-- Work to do --
Go through the listing below and list every line with "this".

---*---

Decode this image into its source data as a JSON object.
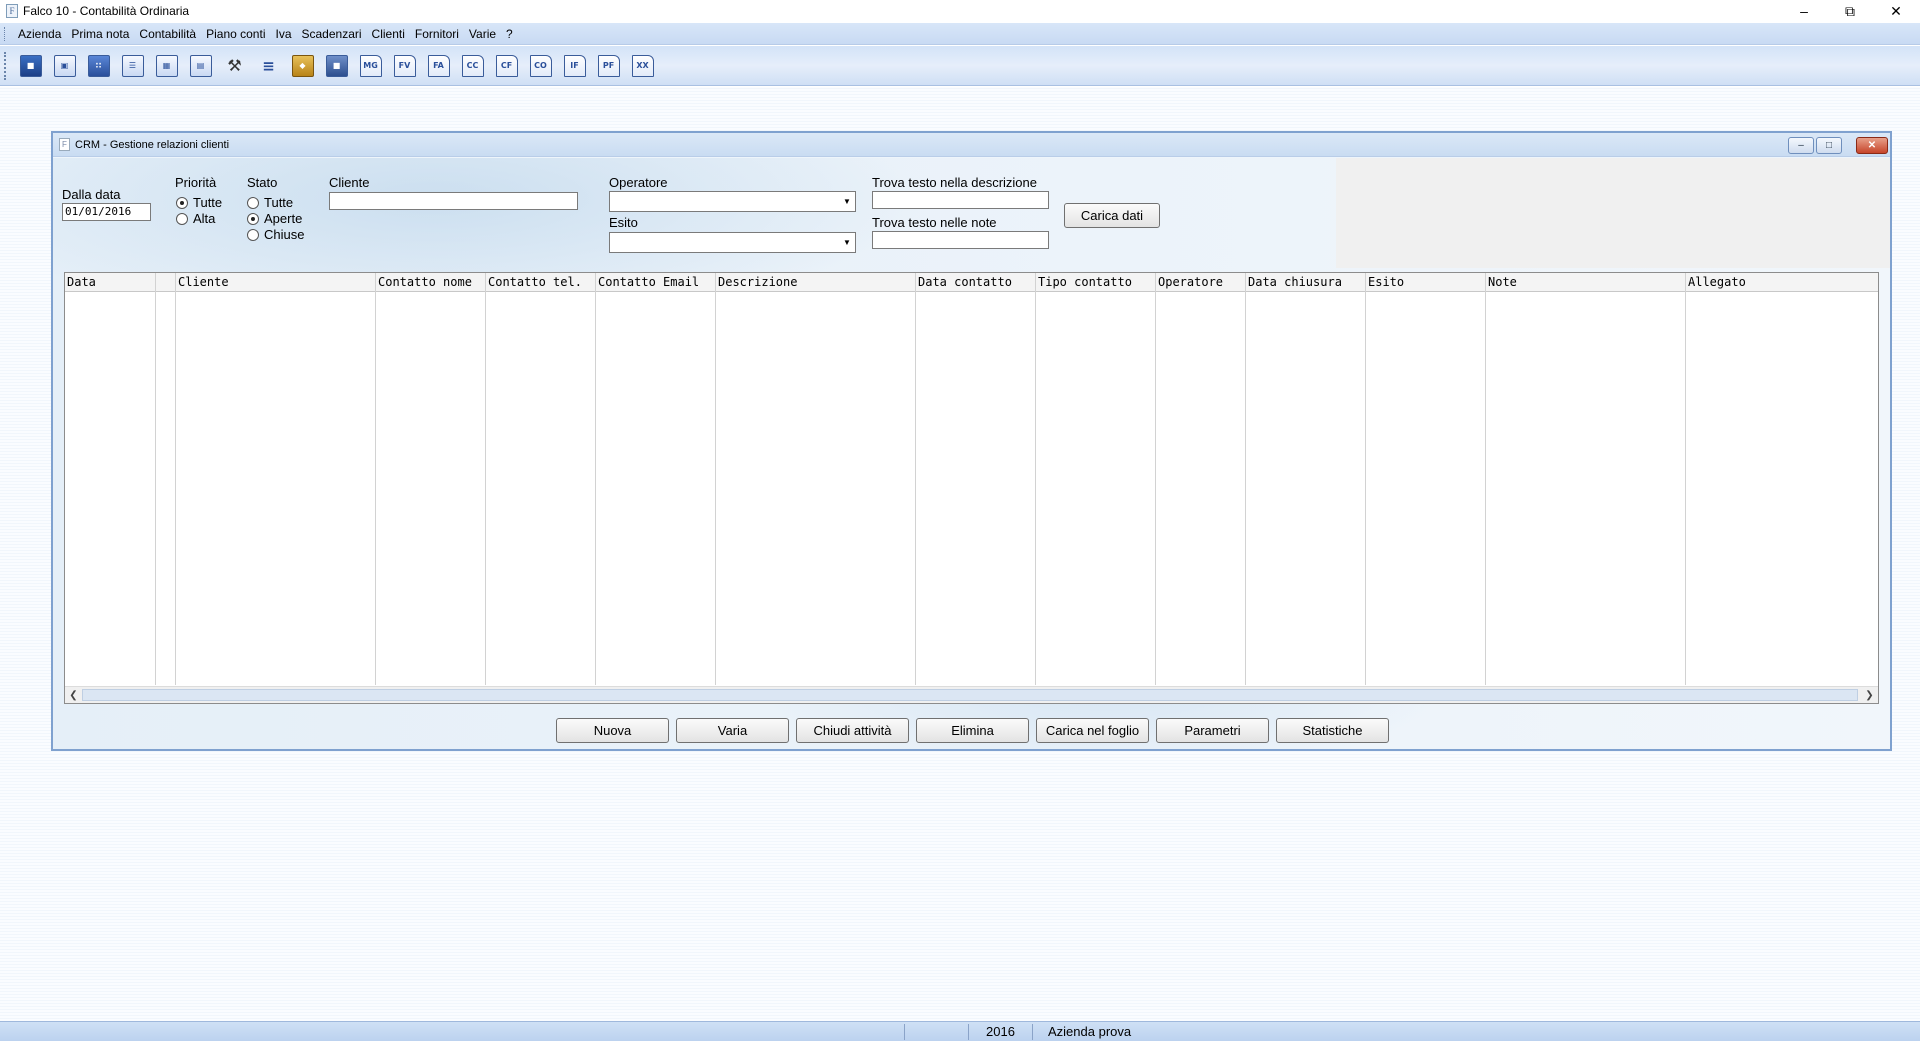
{
  "app": {
    "title": "Falco 10 - Contabilità Ordinaria",
    "icon_letter": "F"
  },
  "menu": [
    "Azienda",
    "Prima nota",
    "Contabilità",
    "Piano conti",
    "Iva",
    "Scadenzari",
    "Clienti",
    "Fornitori",
    "Varie",
    "?"
  ],
  "toolbar": {
    "icons": [
      "exit-door-icon",
      "windows-icon",
      "calculator-icon",
      "table-icon",
      "calendar-icon",
      "agenda-icon",
      "tools-icon",
      "tree-icon",
      "archive-icon",
      "print-icon"
    ],
    "doc_icons": [
      "MG",
      "FV",
      "FA",
      "CC",
      "CF",
      "CO",
      "IF",
      "PF",
      "XX"
    ]
  },
  "crm": {
    "title": "CRM - Gestione relazioni clienti",
    "filters": {
      "dalla_data_label": "Dalla data",
      "dalla_data_value": "01/01/2016",
      "priorita_label": "Priorità",
      "priorita_options": [
        "Tutte",
        "Alta"
      ],
      "stato_label": "Stato",
      "stato_options": [
        "Tutte",
        "Aperte",
        "Chiuse"
      ],
      "cliente_label": "Cliente",
      "cliente_value": "",
      "operatore_label": "Operatore",
      "esito_label": "Esito",
      "trova_descrizione_label": "Trova testo nella descrizione",
      "trova_note_label": "Trova testo nelle note",
      "carica_dati": "Carica dati"
    },
    "columns": [
      "Data",
      "",
      "Cliente",
      "Contatto nome",
      "Contatto tel.",
      "Contatto Email",
      "Descrizione",
      "Data contatto",
      "Tipo contatto",
      "Operatore",
      "Data chiusura",
      "Esito",
      "Note",
      "Allegato"
    ],
    "buttons": [
      "Nuova",
      "Varia",
      "Chiudi attività",
      "Elimina",
      "Carica nel foglio",
      "Parametri",
      "Statistiche"
    ]
  },
  "status": {
    "year": "2016",
    "company": "Azienda prova"
  }
}
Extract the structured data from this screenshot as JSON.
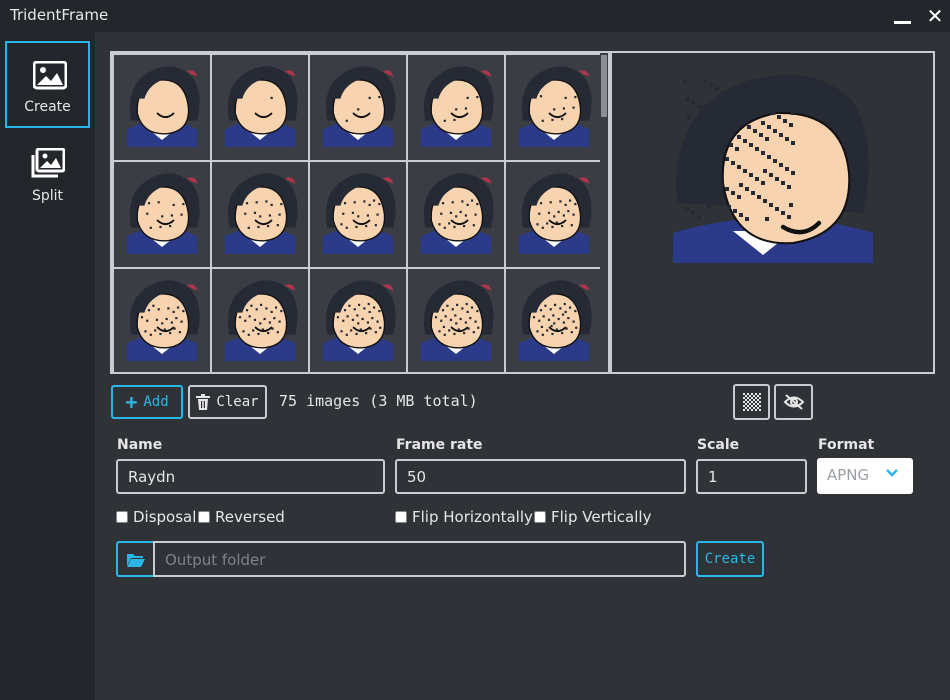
{
  "app": {
    "title": "TridentFrame"
  },
  "sidebar": {
    "items": [
      {
        "label": "Create",
        "icon": "image-icon",
        "active": true
      },
      {
        "label": "Split",
        "icon": "images-icon",
        "active": false
      }
    ]
  },
  "toolbar": {
    "add_label": "Add",
    "clear_label": "Clear",
    "summary": "75 images (3 MB total)"
  },
  "form": {
    "name": {
      "label": "Name",
      "value": "Raydn"
    },
    "frame_rate": {
      "label": "Frame rate",
      "value": "50"
    },
    "scale": {
      "label": "Scale",
      "value": "1"
    },
    "format": {
      "label": "Format",
      "value": "APNG"
    },
    "checkboxes": [
      {
        "label": "Disposal",
        "checked": false
      },
      {
        "label": "Reversed",
        "checked": false
      },
      {
        "label": "Flip Horizontally",
        "checked": false
      },
      {
        "label": "Flip Vertically",
        "checked": false
      }
    ],
    "output_placeholder": "Output folder",
    "create_label": "Create"
  },
  "colors": {
    "accent": "#29b6e6",
    "background": "#2f3338",
    "sidebar": "#23272b"
  }
}
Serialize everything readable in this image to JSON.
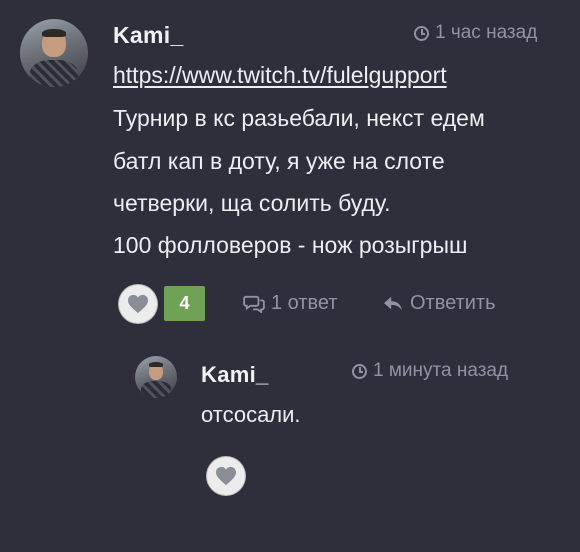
{
  "comment": {
    "author": "Kami_",
    "time": "1 час назад",
    "link": "https://www.twitch.tv/fulelgupport",
    "body_lines": [
      "Турнир в кс разьебали, некст едем",
      "батл кап в доту, я уже на слоте",
      "четверки, ща солить буду.",
      "100 фолловеров - нож розыгрыш"
    ],
    "like_count": "4",
    "replies_label": "1 ответ",
    "reply_action_label": "Ответить"
  },
  "reply": {
    "author": "Kami_",
    "time": "1 минута назад",
    "text": "отсосали."
  },
  "colors": {
    "background": "#2e2f3a",
    "like_count_bg": "#6fa254",
    "muted_text": "#8f93a3"
  },
  "icons": {
    "time": "clock-icon",
    "like": "heart-icon",
    "replies": "comments-icon",
    "reply": "reply-arrow-icon"
  }
}
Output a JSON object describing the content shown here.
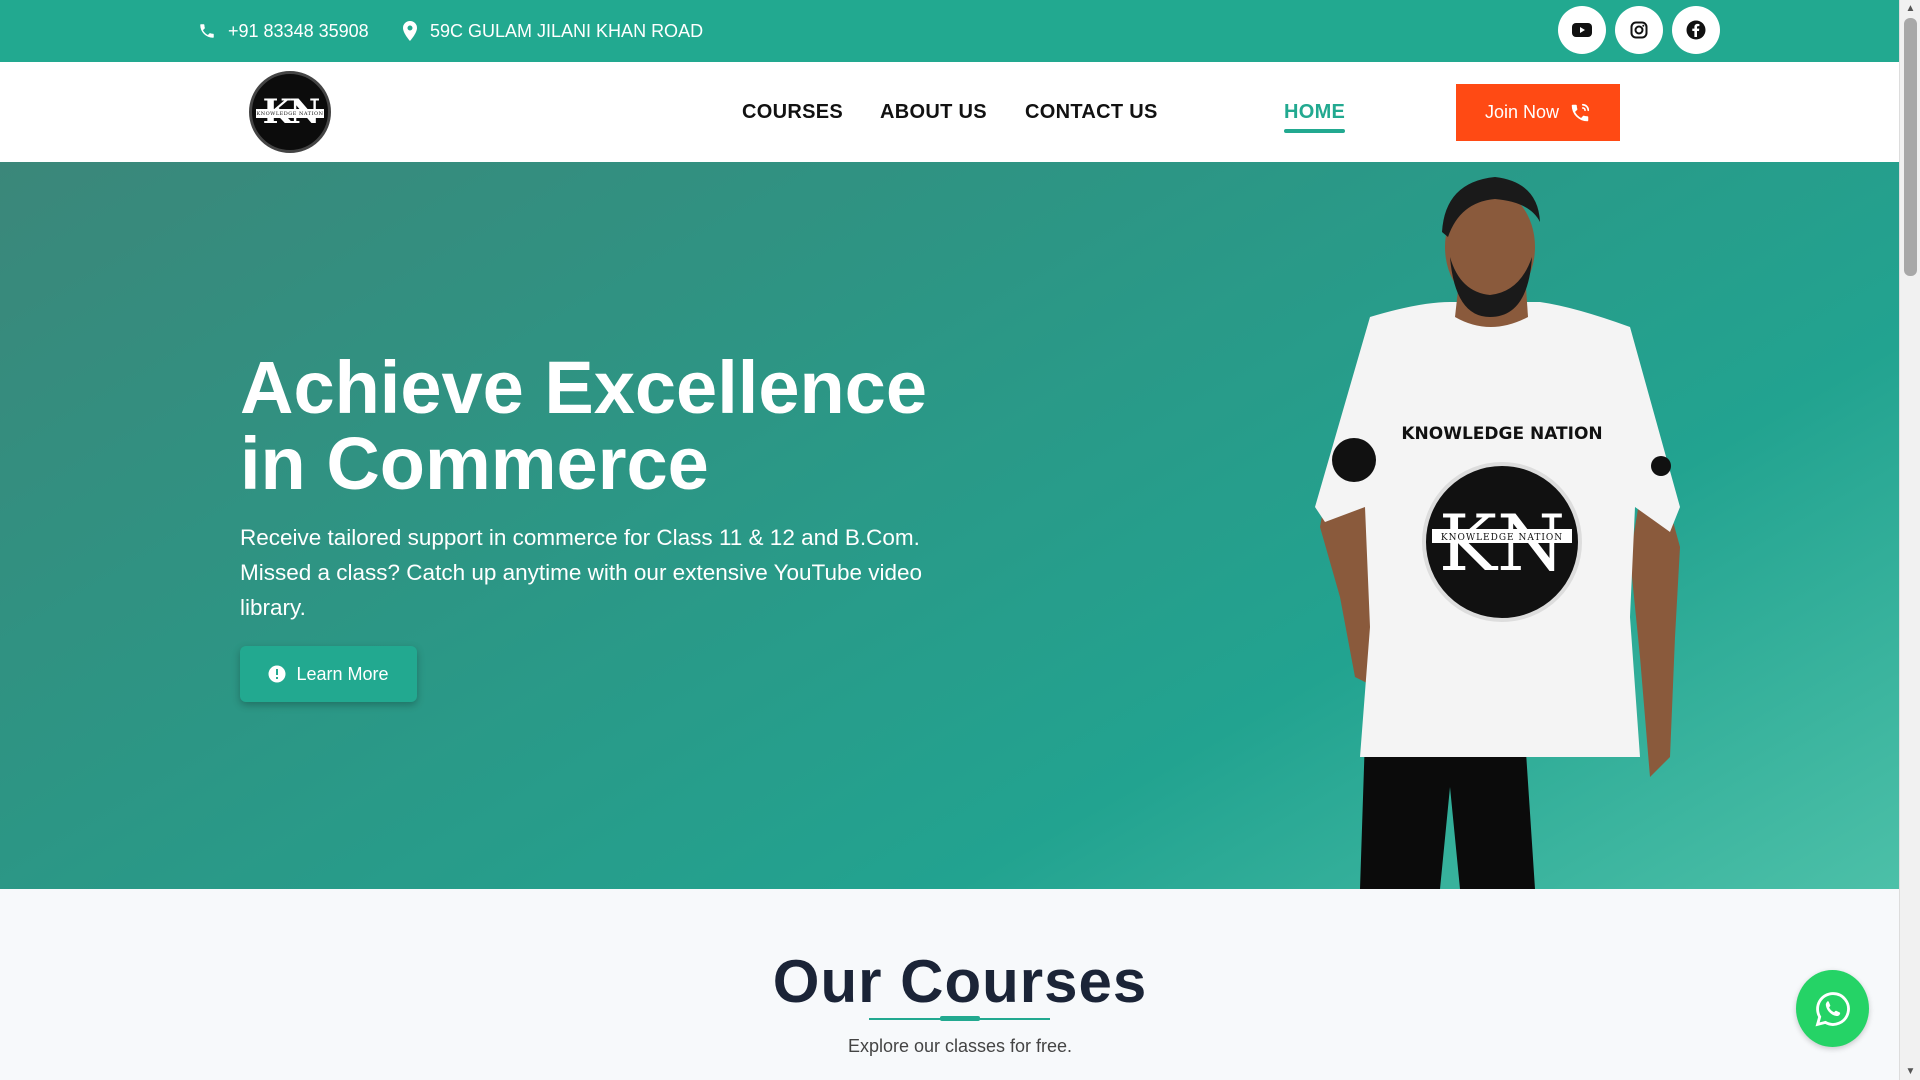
{
  "topbar": {
    "phone": "+91 83348 35908",
    "address": "59C GULAM JILANI KHAN ROAD",
    "social": [
      "youtube-icon",
      "instagram-icon",
      "facebook-icon"
    ]
  },
  "header": {
    "logo_text": "KN",
    "logo_subtext": "KNOWLEDGE NATION",
    "nav": [
      {
        "label": "HOME",
        "active": true
      },
      {
        "label": "COURSES"
      },
      {
        "label": "ABOUT US"
      },
      {
        "label": "CONTACT US"
      }
    ],
    "cta_label": "Join Now"
  },
  "hero": {
    "title": "Achieve Excellence in Commerce",
    "description": "Receive tailored support in commerce for Class 11 & 12 and B.Com. Missed a class? Catch up anytime with our extensive YouTube video library.",
    "button_label": "Learn More",
    "shirt_text": "KNOWLEDGE NATION"
  },
  "courses": {
    "heading": "Our Courses",
    "subheading": "Explore our classes for free."
  },
  "colors": {
    "primary": "#22a990",
    "cta": "#ff4a14",
    "whatsapp": "#25d366",
    "heading": "#1b2437"
  }
}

---*---

-- Finished exercise --
Decode this image into its source data as a JSON object.
Extract the structured data from this screenshot as JSON.
Serialize everything readable in this image to JSON.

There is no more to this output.